WRITTEN REQUEST –
The records below should be written out again, exactly.

DATASET ENTRIES –
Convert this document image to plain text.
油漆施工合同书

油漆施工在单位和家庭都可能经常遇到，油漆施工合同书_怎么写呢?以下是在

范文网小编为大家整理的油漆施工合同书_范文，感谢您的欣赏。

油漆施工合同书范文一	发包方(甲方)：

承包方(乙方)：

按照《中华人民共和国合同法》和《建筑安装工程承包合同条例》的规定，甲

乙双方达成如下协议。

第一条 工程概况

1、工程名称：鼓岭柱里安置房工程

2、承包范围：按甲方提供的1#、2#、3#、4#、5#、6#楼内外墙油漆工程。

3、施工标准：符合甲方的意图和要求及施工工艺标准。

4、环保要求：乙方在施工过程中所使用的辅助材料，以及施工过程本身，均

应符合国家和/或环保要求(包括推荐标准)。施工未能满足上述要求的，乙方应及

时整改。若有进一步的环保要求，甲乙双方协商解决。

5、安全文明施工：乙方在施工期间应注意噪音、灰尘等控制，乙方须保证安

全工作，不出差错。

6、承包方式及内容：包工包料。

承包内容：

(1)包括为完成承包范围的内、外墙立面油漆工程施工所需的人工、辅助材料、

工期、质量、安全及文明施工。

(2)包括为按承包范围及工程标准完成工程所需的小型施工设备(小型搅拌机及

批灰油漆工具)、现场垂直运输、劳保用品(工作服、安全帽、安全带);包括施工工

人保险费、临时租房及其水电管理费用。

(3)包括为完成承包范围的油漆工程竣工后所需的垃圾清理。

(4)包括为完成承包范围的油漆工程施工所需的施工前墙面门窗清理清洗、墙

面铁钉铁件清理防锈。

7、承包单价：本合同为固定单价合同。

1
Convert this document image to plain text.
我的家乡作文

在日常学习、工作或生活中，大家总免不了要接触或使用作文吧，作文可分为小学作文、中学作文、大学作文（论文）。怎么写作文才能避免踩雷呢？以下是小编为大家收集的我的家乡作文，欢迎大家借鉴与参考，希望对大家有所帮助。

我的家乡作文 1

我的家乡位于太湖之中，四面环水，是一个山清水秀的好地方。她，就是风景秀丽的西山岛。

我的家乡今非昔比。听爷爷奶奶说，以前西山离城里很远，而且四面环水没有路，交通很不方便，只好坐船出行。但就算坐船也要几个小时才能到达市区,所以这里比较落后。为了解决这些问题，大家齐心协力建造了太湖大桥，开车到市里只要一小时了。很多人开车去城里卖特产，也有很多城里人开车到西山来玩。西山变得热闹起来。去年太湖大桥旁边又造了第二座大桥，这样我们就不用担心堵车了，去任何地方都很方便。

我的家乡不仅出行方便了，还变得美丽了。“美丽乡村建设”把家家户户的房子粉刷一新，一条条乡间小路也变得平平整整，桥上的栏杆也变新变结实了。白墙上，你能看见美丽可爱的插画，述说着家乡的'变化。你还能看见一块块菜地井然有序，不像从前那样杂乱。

THE COMPLETED TASK –
Convert this document image to plain text.
油漆施工合同书

油漆施工在单位和家庭都可能经常遇到，油漆施工合同书_怎么写呢?以下是在

范文网小编为大家整理的油漆施工合同书_范文，感谢您的欣赏。

油漆施工合同书范文一	发包方(甲方)：

承包方(乙方)：

按照《中华人民共和国合同法》和《建筑安装工程承包合同条例》的规定，甲

乙双方达成如下协议。

第一条 工程概况

1、工程名称：鼓岭柱里安置房工程

2、承包范围：按甲方提供的1#、2#、3#、4#、5#、6#楼内外墙油漆工程。

3、施工标准：符合甲方的意图和要求及施工工艺标准。

4、环保要求：乙方在施工过程中所使用的辅助材料，以及施工过程本身，均

应符合国家和/或环保要求(包括推荐标准)。施工未能满足上述要求的，乙方应及

时整改。若有进一步的环保要求，甲乙双方协商解决。

5、安全文明施工：乙方在施工期间应注意噪音、灰尘等控制，乙方须保证安

全工作，不出差错。

6、承包方式及内容：包工包料。

承包内容：

(1)包括为完成承包范围的内、外墙立面油漆工程施工所需的人工、辅助材料、

工期、质量、安全及文明施工。

(2)包括为按承包范围及工程标准完成工程所需的小型施工设备(小型搅拌机及

批灰油漆工具)、现场垂直运输、劳保用品(工作服、安全帽、安全带);包括施工工

人保险费、临时租房及其水电管理费用。

(3)包括为完成承包范围的油漆工程竣工后所需的垃圾清理。

(4)包括为完成承包范围的油漆工程施工所需的施工前墙面门窗清理清洗、墙

面铁钉铁件清理防锈。

7、承包单价：本合同为固定单价合同。

1
Convert this document image to plain text.
我的家乡作文

在日常学习、工作或生活中，大家总免不了要接触或使用作文吧，作文可分为小学作文、中学作文、大学作文（论文）。怎么写作文才能避免踩雷呢？以下是小编为大家收集的我的家乡作文，欢迎大家借鉴与参考，希望对大家有所帮助。

我的家乡作文 1

我的家乡位于太湖之中，四面环水，是一个山清水秀的好地方。她，就是风景秀丽的西山岛。

我的家乡今非昔比。听爷爷奶奶说，以前西山离城里很远，而且四面环水没有路，交通很不方便，只好坐船出行。但就算坐船也要几个小时才能到达市区,所以这里比较落后。为了解决这些问题，大家齐心协力建造了太湖大桥，开车到市里只要一小时了。很多人开车去城里卖特产，也有很多城里人开车到西山来玩。西山变得热闹起来。去年太湖大桥旁边又造了第二座大桥，这样我们就不用担心堵车了，去任何地方都很方便。

我的家乡不仅出行方便了，还变得美丽了。“美丽乡村建设”把家家户户的房子粉刷一新，一条条乡间小路也变得平平整整，桥上的栏杆也变新变结实了。白墙上，你能看见美丽可爱的插画，述说着家乡的'变化。你还能看见一块块菜地井然有序，不像从前那样杂乱。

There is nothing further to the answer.